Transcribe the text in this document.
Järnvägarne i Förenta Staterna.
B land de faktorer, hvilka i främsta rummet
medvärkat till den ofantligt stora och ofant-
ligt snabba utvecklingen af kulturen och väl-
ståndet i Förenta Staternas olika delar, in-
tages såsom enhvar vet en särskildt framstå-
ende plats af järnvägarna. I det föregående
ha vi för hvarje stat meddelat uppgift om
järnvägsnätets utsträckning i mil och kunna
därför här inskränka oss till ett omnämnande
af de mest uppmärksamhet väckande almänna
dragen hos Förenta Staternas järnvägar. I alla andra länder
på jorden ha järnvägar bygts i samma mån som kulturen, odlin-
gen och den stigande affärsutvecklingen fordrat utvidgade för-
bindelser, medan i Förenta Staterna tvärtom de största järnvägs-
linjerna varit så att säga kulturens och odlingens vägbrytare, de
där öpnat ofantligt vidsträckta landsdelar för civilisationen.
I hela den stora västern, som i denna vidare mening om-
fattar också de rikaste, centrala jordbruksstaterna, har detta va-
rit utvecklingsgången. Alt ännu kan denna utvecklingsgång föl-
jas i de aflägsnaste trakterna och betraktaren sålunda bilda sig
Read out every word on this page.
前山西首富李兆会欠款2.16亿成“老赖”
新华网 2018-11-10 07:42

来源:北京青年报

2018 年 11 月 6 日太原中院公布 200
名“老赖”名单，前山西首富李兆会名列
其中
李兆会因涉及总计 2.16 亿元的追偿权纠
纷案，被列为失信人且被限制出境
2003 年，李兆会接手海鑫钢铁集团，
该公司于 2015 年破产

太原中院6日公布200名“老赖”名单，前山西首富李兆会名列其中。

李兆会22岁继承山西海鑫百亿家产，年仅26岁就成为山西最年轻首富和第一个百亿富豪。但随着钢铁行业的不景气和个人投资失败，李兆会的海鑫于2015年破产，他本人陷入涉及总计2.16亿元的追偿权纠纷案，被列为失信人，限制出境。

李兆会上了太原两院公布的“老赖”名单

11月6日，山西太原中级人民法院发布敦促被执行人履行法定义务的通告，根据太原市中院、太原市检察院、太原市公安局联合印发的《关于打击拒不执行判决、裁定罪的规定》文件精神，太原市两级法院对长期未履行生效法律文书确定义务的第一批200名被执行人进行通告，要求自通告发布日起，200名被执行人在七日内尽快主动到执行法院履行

──────────────────────────────

## REQUIREMENT
Type out the full listing again, exactly as given.

## TASK SOLUTION
Transcribe the text in this document.
Järnvägarne i Förenta Staterna.
B land de faktorer, hvilka i främsta rummet
medvärkat till den ofantligt stora och ofant-
ligt snabba utvecklingen af kulturen och väl-
ståndet i Förenta Staternas olika delar, in-
tages såsom enhvar vet en särskildt framstå-
ende plats af järnvägarna. I det föregående
ha vi för hvarje stat meddelat uppgift om
järnvägsnätets utsträckning i mil och kunna
därför här inskränka oss till ett omnämnande
af de mest uppmärksamhet väckande almänna
dragen hos Förenta Staternas järnvägar. I alla andra länder
på jorden ha järnvägar bygts i samma mån som kulturen, odlin-
gen och den stigande affärsutvecklingen fordrat utvidgade för-
bindelser, medan i Förenta Staterna tvärtom de största järnvägs-
linjerna varit så att säga kulturens och odlingens vägbrytare, de
där öpnat ofantligt vidsträckta landsdelar för civilisationen.
I hela den stora västern, som i denna vidare mening om-
fattar också de rikaste, centrala jordbruksstaterna, har detta va-
rit utvecklingsgången. Alt ännu kan denna utvecklingsgång föl-
jas i de aflägsnaste trakterna och betraktaren sålunda bilda sig
Read out every word on this page.
前山西首富李兆会欠款2.16亿成“老赖”
新华网 2018-11-10 07:42

来源:北京青年报

2018 年 11 月 6 日太原中院公布 200
名“老赖”名单，前山西首富李兆会名列
其中
李兆会因涉及总计 2.16 亿元的追偿权纠
纷案，被列为失信人且被限制出境
2003 年，李兆会接手海鑫钢铁集团，
该公司于 2015 年破产

太原中院6日公布200名“老赖”名单，前山西首富李兆会名列其中。

李兆会22岁继承山西海鑫百亿家产，年仅26岁就成为山西最年轻首富和第一个百亿富豪。但随着钢铁行业的不景气和个人投资失败，李兆会的海鑫于2015年破产，他本人陷入涉及总计2.16亿元的追偿权纠纷案，被列为失信人，限制出境。

李兆会上了太原两院公布的“老赖”名单

11月6日，山西太原中级人民法院发布敦促被执行人履行法定义务的通告，根据太原市中院、太原市检察院、太原市公安局联合印发的《关于打击拒不执行判决、裁定罪的规定》文件精神，太原市两级法院对长期未履行生效法律文书确定义务的第一批200名被执行人进行通告，要求自通告发布日起，200名被执行人在七日内尽快主动到执行法院履行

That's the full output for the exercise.